→ **WORK REQUIRED**
From the entries below, extract every line that includes the word "title".

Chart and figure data
---------------
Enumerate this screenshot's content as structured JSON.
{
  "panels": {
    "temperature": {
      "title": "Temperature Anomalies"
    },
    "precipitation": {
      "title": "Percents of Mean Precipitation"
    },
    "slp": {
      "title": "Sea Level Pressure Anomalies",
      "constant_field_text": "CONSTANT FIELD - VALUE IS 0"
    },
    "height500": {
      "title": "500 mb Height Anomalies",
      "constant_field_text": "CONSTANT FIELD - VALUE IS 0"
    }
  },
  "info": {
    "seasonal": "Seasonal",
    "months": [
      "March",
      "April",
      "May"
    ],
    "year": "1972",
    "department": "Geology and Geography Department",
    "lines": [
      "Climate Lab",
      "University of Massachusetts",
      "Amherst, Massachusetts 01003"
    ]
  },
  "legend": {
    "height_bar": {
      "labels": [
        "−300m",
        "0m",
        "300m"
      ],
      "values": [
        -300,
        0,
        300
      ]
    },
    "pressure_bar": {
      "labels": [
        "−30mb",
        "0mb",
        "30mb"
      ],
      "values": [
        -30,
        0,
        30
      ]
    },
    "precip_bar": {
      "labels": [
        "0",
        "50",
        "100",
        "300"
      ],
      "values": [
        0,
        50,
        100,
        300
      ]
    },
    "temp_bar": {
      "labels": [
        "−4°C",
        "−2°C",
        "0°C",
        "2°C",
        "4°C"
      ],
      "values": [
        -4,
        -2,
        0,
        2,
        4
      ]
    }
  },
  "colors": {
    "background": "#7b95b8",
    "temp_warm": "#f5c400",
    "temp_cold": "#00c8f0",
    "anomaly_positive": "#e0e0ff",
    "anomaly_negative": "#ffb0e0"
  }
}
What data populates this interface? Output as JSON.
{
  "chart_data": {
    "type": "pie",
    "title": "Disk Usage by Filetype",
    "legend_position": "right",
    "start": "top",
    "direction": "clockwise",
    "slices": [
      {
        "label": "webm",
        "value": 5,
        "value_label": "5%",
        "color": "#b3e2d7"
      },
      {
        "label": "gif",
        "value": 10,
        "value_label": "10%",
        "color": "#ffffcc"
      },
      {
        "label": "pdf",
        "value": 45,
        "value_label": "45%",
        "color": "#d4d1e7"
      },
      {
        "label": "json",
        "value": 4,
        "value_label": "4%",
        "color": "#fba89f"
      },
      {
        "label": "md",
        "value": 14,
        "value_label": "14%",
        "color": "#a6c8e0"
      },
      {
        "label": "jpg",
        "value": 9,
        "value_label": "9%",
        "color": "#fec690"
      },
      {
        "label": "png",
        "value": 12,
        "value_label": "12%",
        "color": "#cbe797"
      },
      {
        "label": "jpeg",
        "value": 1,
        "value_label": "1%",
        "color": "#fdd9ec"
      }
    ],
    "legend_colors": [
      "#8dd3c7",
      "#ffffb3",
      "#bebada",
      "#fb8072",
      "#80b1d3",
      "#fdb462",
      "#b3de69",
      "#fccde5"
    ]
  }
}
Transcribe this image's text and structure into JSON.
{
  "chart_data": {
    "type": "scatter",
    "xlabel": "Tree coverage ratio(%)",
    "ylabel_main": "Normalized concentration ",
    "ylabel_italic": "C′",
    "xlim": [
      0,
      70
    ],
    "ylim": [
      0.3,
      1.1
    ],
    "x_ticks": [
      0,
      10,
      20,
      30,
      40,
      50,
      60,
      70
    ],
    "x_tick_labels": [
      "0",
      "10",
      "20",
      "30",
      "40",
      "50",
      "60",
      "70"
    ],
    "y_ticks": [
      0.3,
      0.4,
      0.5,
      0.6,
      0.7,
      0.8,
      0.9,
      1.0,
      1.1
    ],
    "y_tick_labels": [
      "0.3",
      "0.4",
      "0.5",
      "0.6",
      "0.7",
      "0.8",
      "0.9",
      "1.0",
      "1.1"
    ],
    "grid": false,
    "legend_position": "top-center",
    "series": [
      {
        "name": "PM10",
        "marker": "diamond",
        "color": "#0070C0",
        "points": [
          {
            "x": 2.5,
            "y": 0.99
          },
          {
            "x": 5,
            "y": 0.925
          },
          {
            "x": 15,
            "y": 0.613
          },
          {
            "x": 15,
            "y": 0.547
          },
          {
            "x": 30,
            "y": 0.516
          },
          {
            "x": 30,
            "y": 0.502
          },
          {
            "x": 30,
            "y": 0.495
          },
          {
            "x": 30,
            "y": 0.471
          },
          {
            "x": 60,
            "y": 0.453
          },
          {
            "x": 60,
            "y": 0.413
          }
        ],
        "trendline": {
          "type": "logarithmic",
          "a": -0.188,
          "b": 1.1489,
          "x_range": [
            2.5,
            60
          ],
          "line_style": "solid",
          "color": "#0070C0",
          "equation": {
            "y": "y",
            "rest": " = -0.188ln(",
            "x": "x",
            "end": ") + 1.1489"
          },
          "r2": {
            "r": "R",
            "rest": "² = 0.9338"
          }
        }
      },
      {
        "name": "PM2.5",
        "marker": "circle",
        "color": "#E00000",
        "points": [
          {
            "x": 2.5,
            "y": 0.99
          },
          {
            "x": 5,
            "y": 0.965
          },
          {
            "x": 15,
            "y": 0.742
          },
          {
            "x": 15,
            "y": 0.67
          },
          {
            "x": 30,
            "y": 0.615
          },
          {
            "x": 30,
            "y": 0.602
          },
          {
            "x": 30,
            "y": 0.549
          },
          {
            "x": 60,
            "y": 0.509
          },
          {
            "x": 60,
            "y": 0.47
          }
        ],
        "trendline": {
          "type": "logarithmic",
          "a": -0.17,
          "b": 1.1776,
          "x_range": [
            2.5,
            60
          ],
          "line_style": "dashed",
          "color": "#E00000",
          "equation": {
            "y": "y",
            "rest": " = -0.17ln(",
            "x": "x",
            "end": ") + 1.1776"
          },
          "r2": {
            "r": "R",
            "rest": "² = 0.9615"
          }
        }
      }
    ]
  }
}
---------------
→ **EXERCISE OUTPUT**
      "title": "Temperature Anomalies"
      "title": "Percents of Mean Precipitation"
      "title": "Sea Level Pressure Anomalies",
      "title": "500 mb Height Anomalies",
    "title": "Disk Usage by Filetype",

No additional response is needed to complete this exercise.